# [Quoted text]
Can I then deal with some of the points made by my learned friend. The case was approached, both at the Tribunal and the Court of Appeal, that the issue as to whether the company was a land‑rich company was the central issue. Your Honours will see that from the whole analysis; that is, the 60 per cent point.
No separate case – and that be said – turned on the question of goodwill. No separate case was put that, if we were right and there were no substantial goodwill, the value in the property in Western Australia, which is the subject of the tax, could otherwise be supported in the face of our success in respect of goodwill. If we are right with respect to that, our learned friends would just fail on the onus point with respect to the assessment of value of the property in Western Australia.
The case, as your Honours will see – and your Honours have been taken through the reasons – was about the 60 per cent point; that is, was it a land‑rich company? Everything else followed from that. There was no separate case that, if we were right, the assessment in respect of the Western Australian land was still excessive. No separate point was ever run. It is just wrong to put it.
As to approaching the valuation of the land qua land, we advanced the approach which found favour with the Tribunal at core appeal book 73, paragraphs 256 to 268, and we maintain that is correct for the reasons then set out, but otherwise I think our learned friends and ourselves are at issue.

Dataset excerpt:
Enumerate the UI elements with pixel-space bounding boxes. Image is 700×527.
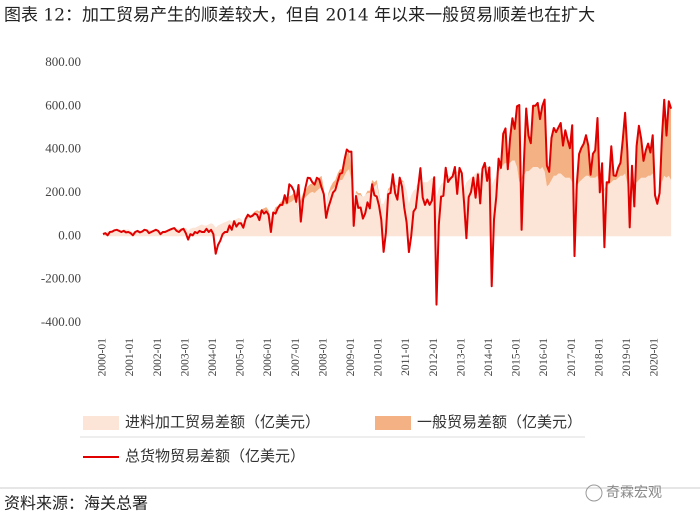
chart-title: 图表 12：加工贸易产生的顺差较大，但自 2014 年以来一般贸易顺差也在扩大 — [4, 6, 595, 26]
x-tick-label: 2008-01 — [317, 338, 329, 377]
x-tick-label: 2003-01 — [179, 338, 191, 377]
x-tick-label: 2009-01 — [345, 338, 357, 377]
y-tick-label: 600.00 — [45, 97, 81, 112]
y-tick-label: 800.00 — [45, 54, 81, 69]
x-tick-label: 2015-01 — [511, 338, 523, 377]
y-tick-label: 400.00 — [45, 141, 81, 156]
x-tick-label: 2014-01 — [483, 338, 495, 377]
legend-label: 进料加工贸易差额（亿美元） — [125, 413, 320, 431]
x-tick-label: 2013-01 — [455, 338, 467, 377]
y-tick-label: 0.00 — [58, 227, 81, 242]
x-tick-label: 2005-01 — [235, 338, 247, 377]
y-tick-label: -400.00 — [41, 314, 81, 329]
area — [103, 99, 672, 234]
x-tick-label: 2000-01 — [97, 338, 109, 377]
x-tick-label: 2004-01 — [207, 338, 219, 377]
plot-area: -400.00 -200.00 0.00 200.00 400.00 600.00 800.… — [41, 54, 673, 377]
x-tick-label: 2002-01 — [152, 338, 164, 377]
x-tick-label: 2017-01 — [566, 338, 578, 377]
x-tick-label: 2020-01 — [649, 338, 661, 377]
line — [102, 98, 673, 306]
y-tick-label: -200.00 — [41, 271, 81, 286]
x-tick-label: 2001-01 — [124, 338, 136, 377]
legend-swatch — [375, 416, 411, 430]
legend-swatch — [83, 416, 119, 430]
x-tick-label: 2010-01 — [373, 338, 385, 377]
y-tick-label: 200.00 — [45, 184, 81, 199]
x-tick-label: 2016-01 — [538, 338, 550, 377]
legend-label: 一般贸易差额（亿美元） — [417, 413, 582, 431]
legend-label: 总货物贸易差额（亿美元） — [125, 447, 305, 465]
x-tick-label: 2012-01 — [428, 338, 440, 377]
x-tick-label: 2011-01 — [400, 338, 412, 376]
source-note: 资料来源：海关总署 — [4, 494, 148, 513]
watermark-icon — [585, 484, 603, 502]
x-tick-label: 2007-01 — [290, 338, 302, 377]
x-tick-label: 2006-01 — [262, 338, 274, 377]
x-tick-label: 2018-01 — [593, 338, 605, 377]
watermark: 奇霖宏观 — [606, 484, 662, 501]
x-tick-label: 2019-01 — [621, 338, 633, 377]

# [Exercise task]
Please reproduce the passage of the court transcript above that opens with the words "No separate case –" and closes with "wrong to put it.", character for character.

# [Full response]
No separate case – and that be said – turned on the question of goodwill. No separate case was put that, if we were right and there were no substantial goodwill, the value in the property in Western Australia, which is the subject of the tax, could otherwise be supported in the face of our success in respect of goodwill. If we are right with respect to that, our learned friends would just fail on the onus point with respect to the assessment of value of the property in Western Australia.
The case, as your Honours will see – and your Honours have been taken through the reasons – was about the 60 per cent point; that is, was it a land‑rich company? Everything else followed from that. There was no separate case that, if we were right, the assessment in respect of the Western Australian land was still excessive. No separate point was ever run. It is just wrong to put it.